◆ **OBJECTIVE**
Repeat, exactly and in full, the lines of the listing below, but without any pictures.

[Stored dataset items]
+---+

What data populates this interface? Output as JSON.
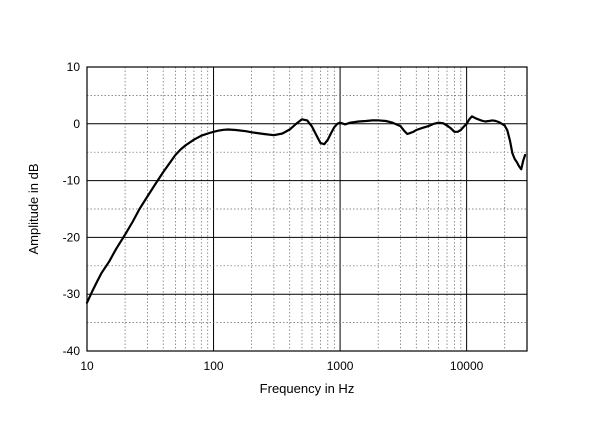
{
  "chart_data": {
    "type": "line",
    "xlabel": "Frequency in Hz",
    "ylabel": "Amplitude in dB",
    "xscale": "log",
    "xlim": [
      10,
      30000
    ],
    "ylim": [
      -40,
      10
    ],
    "x_ticks": [
      10,
      100,
      1000,
      10000
    ],
    "x_tick_labels": [
      "10",
      "100",
      "1000",
      "10000"
    ],
    "y_ticks": [
      10,
      0,
      -10,
      -20,
      -30,
      -40
    ],
    "y_tick_labels": [
      "10",
      "0",
      "-10",
      "-20",
      "-30",
      "-40"
    ],
    "grid": true,
    "grid_style": "dotted minor, solid major",
    "line_color": "#000000",
    "series": [
      {
        "x": [
          10,
          11,
          12,
          13,
          15,
          17,
          20,
          23,
          26,
          30,
          35,
          40,
          45,
          50,
          55,
          60,
          70,
          80,
          90,
          100,
          110,
          120,
          130,
          150,
          180,
          200,
          250,
          300,
          350,
          400,
          450,
          500,
          550,
          600,
          650,
          700,
          750,
          800,
          850,
          900,
          950,
          1000,
          1100,
          1200,
          1400,
          1600,
          1800,
          2000,
          2300,
          2600,
          3000,
          3200,
          3400,
          3600,
          3800,
          4000,
          4500,
          5000,
          5500,
          6000,
          6500,
          7000,
          7500,
          8000,
          8500,
          9000,
          9500,
          10000,
          10500,
          11000,
          12000,
          13000,
          14000,
          15000,
          16000,
          17000,
          18000,
          19000,
          20000,
          21000,
          22000,
          23000,
          24000,
          25000,
          26000,
          27000,
          28000,
          29000
        ],
        "y": [
          -31.5,
          -29.5,
          -27.8,
          -26.3,
          -24.2,
          -22,
          -19.5,
          -17.2,
          -15,
          -12.8,
          -10.5,
          -8.5,
          -6.9,
          -5.5,
          -4.5,
          -3.8,
          -2.8,
          -2.1,
          -1.7,
          -1.4,
          -1.2,
          -1.05,
          -1,
          -1.1,
          -1.3,
          -1.5,
          -1.8,
          -2,
          -1.7,
          -1,
          0,
          0.8,
          0.6,
          -0.5,
          -2,
          -3.4,
          -3.6,
          -2.8,
          -1.6,
          -0.6,
          0,
          0.2,
          -0.1,
          0.2,
          0.4,
          0.5,
          0.6,
          0.6,
          0.5,
          0.2,
          -0.4,
          -1.2,
          -1.8,
          -1.6,
          -1.4,
          -1.1,
          -0.7,
          -0.4,
          0,
          0.2,
          0.1,
          -0.3,
          -0.8,
          -1.4,
          -1.4,
          -1.1,
          -0.5,
          0,
          0.8,
          1.3,
          0.9,
          0.6,
          0.4,
          0.5,
          0.6,
          0.5,
          0.3,
          0,
          -0.3,
          -1.2,
          -3,
          -5.2,
          -6.2,
          -6.8,
          -7.5,
          -8,
          -6.5,
          -5.5
        ]
      }
    ]
  }
}
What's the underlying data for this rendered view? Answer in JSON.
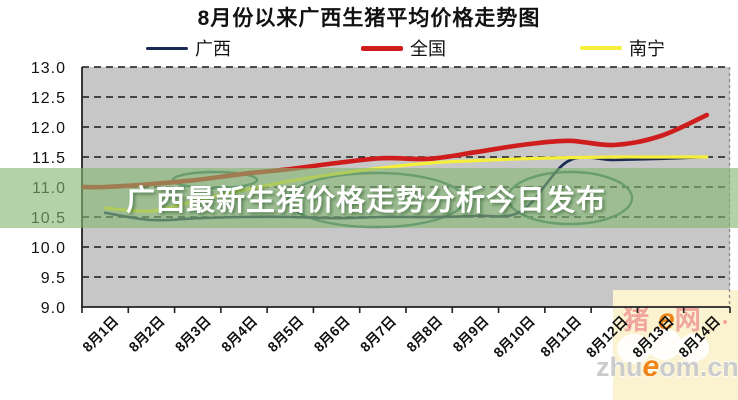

+---+

◆ **RESPONSE TO THE TASK**
What data populates this interface? Output as JSON.
{
  "chart_data": {
    "type": "line",
    "xlabel": "Frequency in Hz",
    "ylabel": "Amplitude in dB",
    "xscale": "log",
    "xlim": [
      10,
      30000
    ],
    "ylim": [
      -40,
      10
    ],
    "x_ticks": [
      10,
      100,
      1000,
      10000
    ],
    "x_tick_labels": [
      "10",
      "100",
      "1000",
      "10000"
    ],
    "y_ticks": [
      10,
      0,
      -10,
      -20,
      -30,
      -40
    ],
    "y_tick_labels": [
      "10",
      "0",
      "-10",
      "-20",
      "-30",
      "-40"
    ],
    "grid": true,
    "grid_style": "dotted minor, solid major",
    "line_color": "#000000",
    "series": [
      {
        "x": [
          10,
          11,
          12,
          13,
          15,
          17,
          20,
          23,
          26,
          30,
          35,
          40,
          45,
          50,
          55,
          60,
          70,
          80,
          90,
          100,
          110,
          120,
          130,
          150,
          180,
          200,
          250,
          300,
          350,
          400,
          450,
          500,
          550,
          600,
          650,
          700,
          750,
          800,
          850,
          900,
          950,
          1000,
          1100,
          1200,
          1400,
          1600,
          1800,
          2000,
          2300,
          2600,
          3000,
          3200,
          3400,
          3600,
          3800,
          4000,
          4500,
          5000,
          5500,
          6000,
          6500,
          7000,
          7500,
          8000,
          8500,
          9000,
          9500,
          10000,
          10500,
          11000,
          12000,
          13000,
          14000,
          15000,
          16000,
          17000,
          18000,
          19000,
          20000,
          21000,
          22000,
          23000,
          24000,
          25000,
          26000,
          27000,
          28000,
          29000
        ],
        "y": [
          -31.5,
          -29.5,
          -27.8,
          -26.3,
          -24.2,
          -22,
          -19.5,
          -17.2,
          -15,
          -12.8,
          -10.5,
          -8.5,
          -6.9,
          -5.5,
          -4.5,
          -3.8,
          -2.8,
          -2.1,
          -1.7,
          -1.4,
          -1.2,
          -1.05,
          -1,
          -1.1,
          -1.3,
          -1.5,
          -1.8,
          -2,
          -1.7,
          -1,
          0,
          0.8,
          0.6,
          -0.5,
          -2,
          -3.4,
          -3.6,
          -2.8,
          -1.6,
          -0.6,
          0,
          0.2,
          -0.1,
          0.2,
          0.4,
          0.5,
          0.6,
          0.6,
          0.5,
          0.2,
          -0.4,
          -1.2,
          -1.8,
          -1.6,
          -1.4,
          -1.1,
          -0.7,
          -0.4,
          0,
          0.2,
          0.1,
          -0.3,
          -0.8,
          -1.4,
          -1.4,
          -1.1,
          -0.5,
          0,
          0.8,
          1.3,
          0.9,
          0.6,
          0.4,
          0.5,
          0.6,
          0.5,
          0.3,
          0,
          -0.3,
          -1.2,
          -3,
          -5.2,
          -6.2,
          -6.8,
          -7.5,
          -8,
          -6.5,
          -5.5
        ]
      }
    ]
  }
}
What's the underlying data for this rendered view? Answer in JSON.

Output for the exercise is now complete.